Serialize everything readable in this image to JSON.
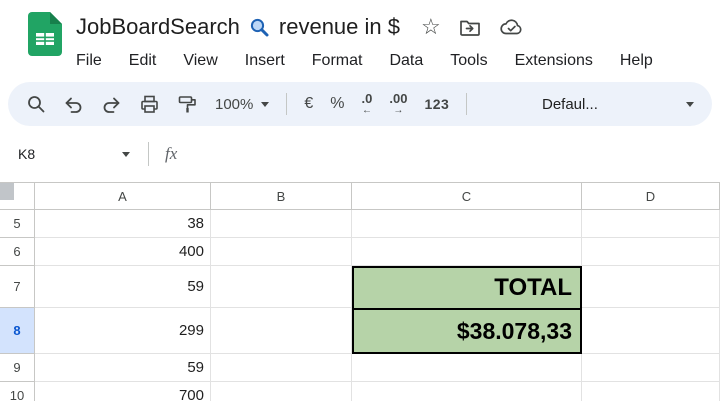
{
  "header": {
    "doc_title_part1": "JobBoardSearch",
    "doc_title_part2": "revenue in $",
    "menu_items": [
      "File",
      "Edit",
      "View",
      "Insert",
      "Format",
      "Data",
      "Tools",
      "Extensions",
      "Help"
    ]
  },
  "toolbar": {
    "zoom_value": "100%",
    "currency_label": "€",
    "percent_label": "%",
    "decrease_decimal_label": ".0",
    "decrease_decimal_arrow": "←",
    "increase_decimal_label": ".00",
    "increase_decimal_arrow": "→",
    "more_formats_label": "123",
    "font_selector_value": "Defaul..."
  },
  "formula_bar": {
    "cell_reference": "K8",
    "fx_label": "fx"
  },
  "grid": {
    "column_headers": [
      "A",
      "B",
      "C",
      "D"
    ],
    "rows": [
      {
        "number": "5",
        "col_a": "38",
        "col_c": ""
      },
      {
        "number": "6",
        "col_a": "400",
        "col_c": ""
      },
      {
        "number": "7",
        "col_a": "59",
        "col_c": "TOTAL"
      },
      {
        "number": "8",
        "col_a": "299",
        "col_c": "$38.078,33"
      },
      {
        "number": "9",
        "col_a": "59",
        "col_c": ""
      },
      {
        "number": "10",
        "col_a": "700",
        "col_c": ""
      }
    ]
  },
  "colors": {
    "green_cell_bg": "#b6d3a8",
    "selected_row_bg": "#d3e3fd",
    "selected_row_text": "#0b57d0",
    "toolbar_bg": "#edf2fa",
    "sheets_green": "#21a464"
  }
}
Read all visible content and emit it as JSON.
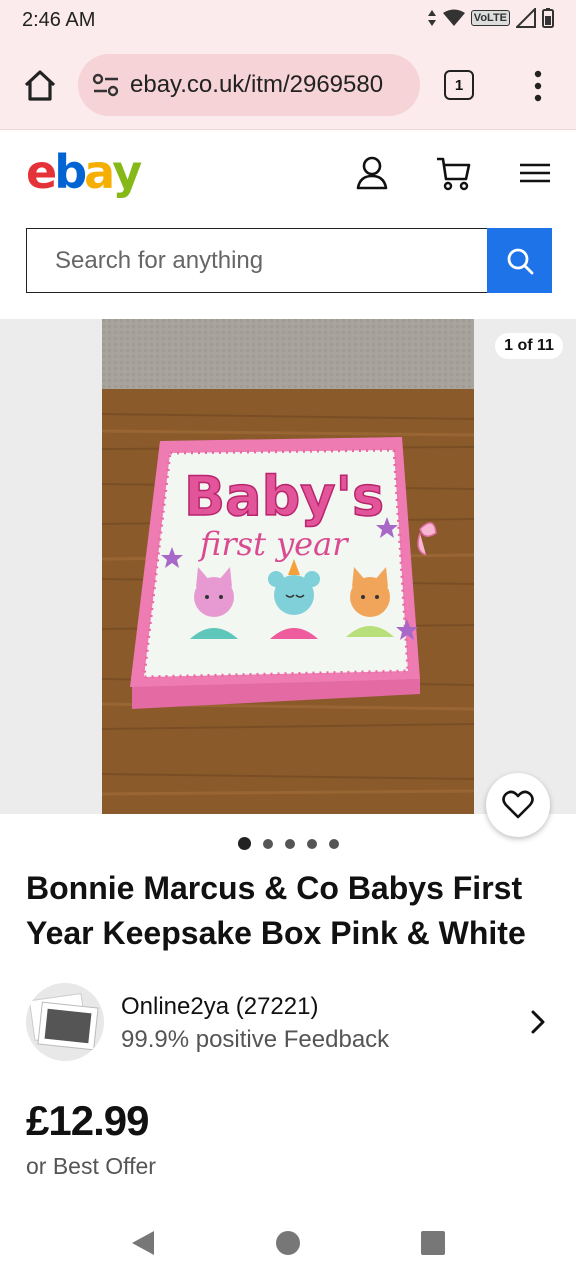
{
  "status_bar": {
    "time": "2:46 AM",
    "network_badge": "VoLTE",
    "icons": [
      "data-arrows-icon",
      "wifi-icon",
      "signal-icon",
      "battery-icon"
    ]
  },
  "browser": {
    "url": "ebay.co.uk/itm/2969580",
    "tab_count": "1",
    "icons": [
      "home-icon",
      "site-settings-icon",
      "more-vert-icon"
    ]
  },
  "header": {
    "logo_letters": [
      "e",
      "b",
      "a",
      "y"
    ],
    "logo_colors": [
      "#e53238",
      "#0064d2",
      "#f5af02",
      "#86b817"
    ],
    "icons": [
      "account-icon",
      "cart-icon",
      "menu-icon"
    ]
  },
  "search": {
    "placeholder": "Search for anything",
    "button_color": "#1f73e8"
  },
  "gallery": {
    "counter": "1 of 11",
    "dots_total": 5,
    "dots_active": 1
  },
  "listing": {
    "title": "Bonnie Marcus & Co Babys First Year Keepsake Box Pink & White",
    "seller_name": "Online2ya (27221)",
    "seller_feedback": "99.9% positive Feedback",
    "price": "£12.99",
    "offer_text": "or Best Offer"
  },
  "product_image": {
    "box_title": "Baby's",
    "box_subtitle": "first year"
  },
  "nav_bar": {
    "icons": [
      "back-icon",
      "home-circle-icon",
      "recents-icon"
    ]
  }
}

• • •

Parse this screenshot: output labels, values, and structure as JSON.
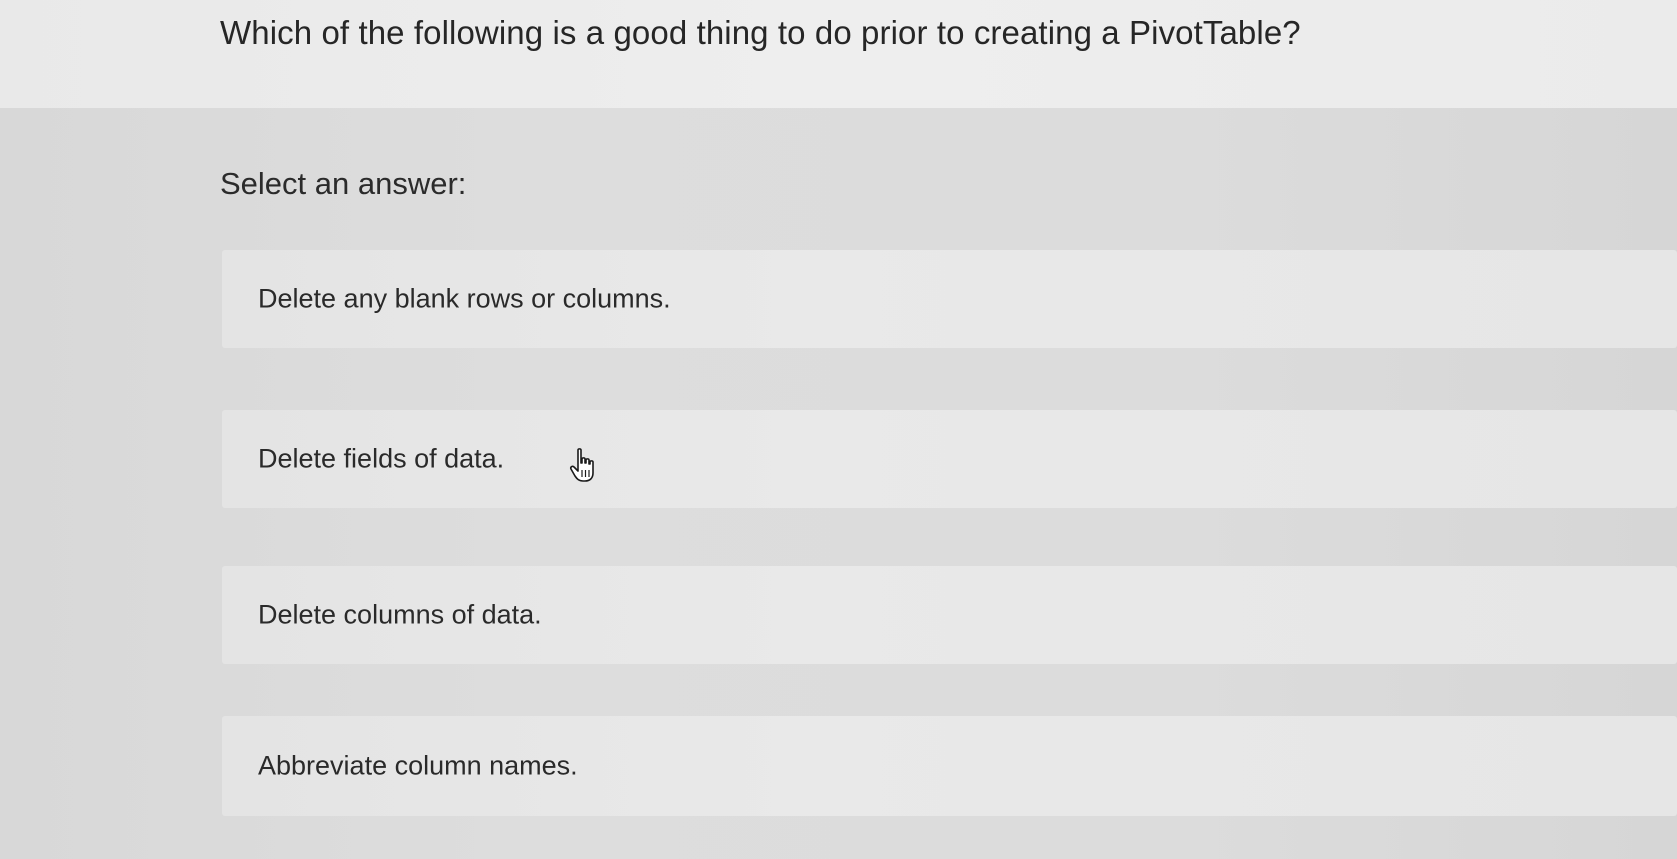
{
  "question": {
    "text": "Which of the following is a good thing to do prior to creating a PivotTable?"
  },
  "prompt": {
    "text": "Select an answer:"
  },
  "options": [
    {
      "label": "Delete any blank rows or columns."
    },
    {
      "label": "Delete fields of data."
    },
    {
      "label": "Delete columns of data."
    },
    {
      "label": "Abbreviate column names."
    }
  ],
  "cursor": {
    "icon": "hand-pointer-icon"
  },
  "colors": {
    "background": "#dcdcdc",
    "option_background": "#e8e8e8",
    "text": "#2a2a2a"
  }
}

• • •

= Task details =
Copy each line above where the string "JSON" occurs.

= Expected output =
Serialize everything readable in this image to JSON.
Read all visible content and emit it as JSON.
Parse this screenshot: output labels, values, and structure as JSON.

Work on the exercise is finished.